• [AIM OF THE TASK]: Skip all pictures, then print the remaining material exactly.

(Source records)
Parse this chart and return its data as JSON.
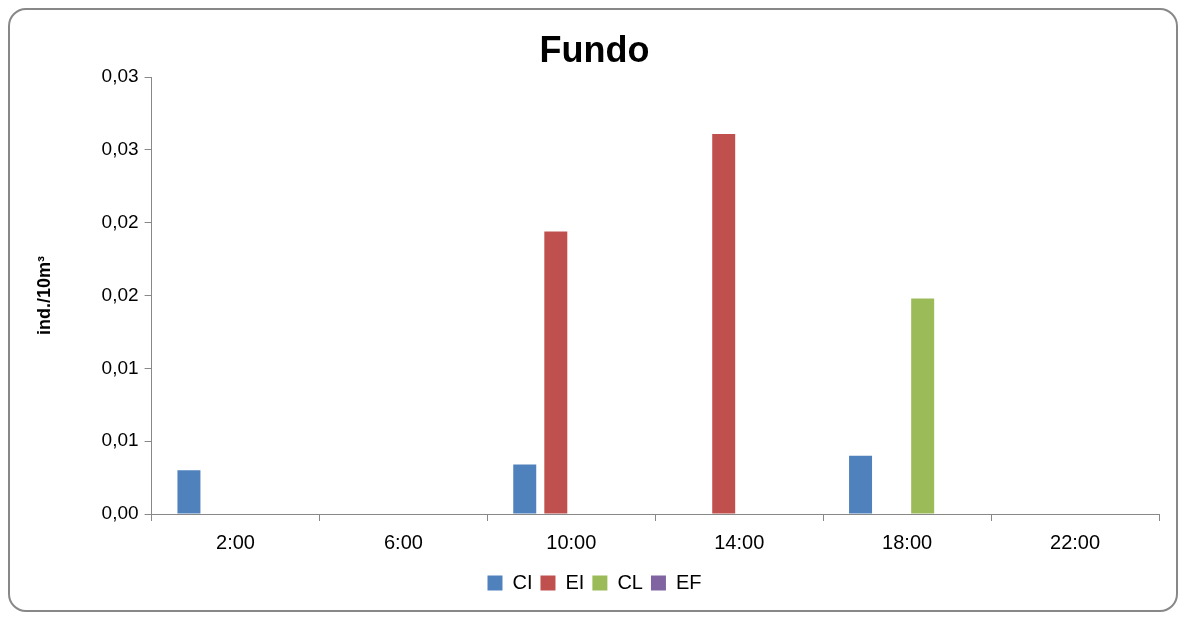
{
  "chart_data": {
    "type": "bar",
    "title": "Fundo",
    "ylabel": "ind./10m³",
    "categories": [
      "2:00",
      "6:00",
      "10:00",
      "14:00",
      "18:00",
      "22:00"
    ],
    "series": [
      {
        "name": "CI",
        "color": "#4f81bd",
        "values": [
          0.003,
          0,
          0.0034,
          0,
          0.004,
          0
        ]
      },
      {
        "name": "EI",
        "color": "#c0504d",
        "values": [
          0,
          0,
          0.0194,
          0.0261,
          0,
          0
        ]
      },
      {
        "name": "CL",
        "color": "#9bbb59",
        "values": [
          0,
          0,
          0,
          0,
          0.0148,
          0
        ]
      },
      {
        "name": "EF",
        "color": "#8064a2",
        "values": [
          0,
          0,
          0,
          0,
          0,
          0
        ]
      }
    ],
    "ylim": [
      0,
      0.03
    ],
    "yticks": [
      {
        "value": 0,
        "label": "0,00"
      },
      {
        "value": 0.005,
        "label": "0,01"
      },
      {
        "value": 0.01,
        "label": "0,01"
      },
      {
        "value": 0.015,
        "label": "0,02"
      },
      {
        "value": 0.02,
        "label": "0,02"
      },
      {
        "value": 0.025,
        "label": "0,03"
      },
      {
        "value": 0.03,
        "label": "0,03"
      }
    ],
    "legend": "bottom"
  }
}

• [SOLUTION TO THIS PROBLEM]:
Parse this chart and return its data as JSON.
{
  "chart_data": {
    "type": "bar",
    "title": "Fundo",
    "ylabel": "ind./10m³",
    "categories": [
      "2:00",
      "6:00",
      "10:00",
      "14:00",
      "18:00",
      "22:00"
    ],
    "series": [
      {
        "name": "CI",
        "color": "#4f81bd",
        "values": [
          0.003,
          0,
          0.0034,
          0,
          0.004,
          0
        ]
      },
      {
        "name": "EI",
        "color": "#c0504d",
        "values": [
          0,
          0,
          0.0194,
          0.0261,
          0,
          0
        ]
      },
      {
        "name": "CL",
        "color": "#9bbb59",
        "values": [
          0,
          0,
          0,
          0,
          0.0148,
          0
        ]
      },
      {
        "name": "EF",
        "color": "#8064a2",
        "values": [
          0,
          0,
          0,
          0,
          0,
          0
        ]
      }
    ],
    "ylim": [
      0,
      0.03
    ],
    "yticks": [
      {
        "value": 0,
        "label": "0,00"
      },
      {
        "value": 0.005,
        "label": "0,01"
      },
      {
        "value": 0.01,
        "label": "0,01"
      },
      {
        "value": 0.015,
        "label": "0,02"
      },
      {
        "value": 0.02,
        "label": "0,02"
      },
      {
        "value": 0.025,
        "label": "0,03"
      },
      {
        "value": 0.03,
        "label": "0,03"
      }
    ],
    "legend": "bottom"
  }
}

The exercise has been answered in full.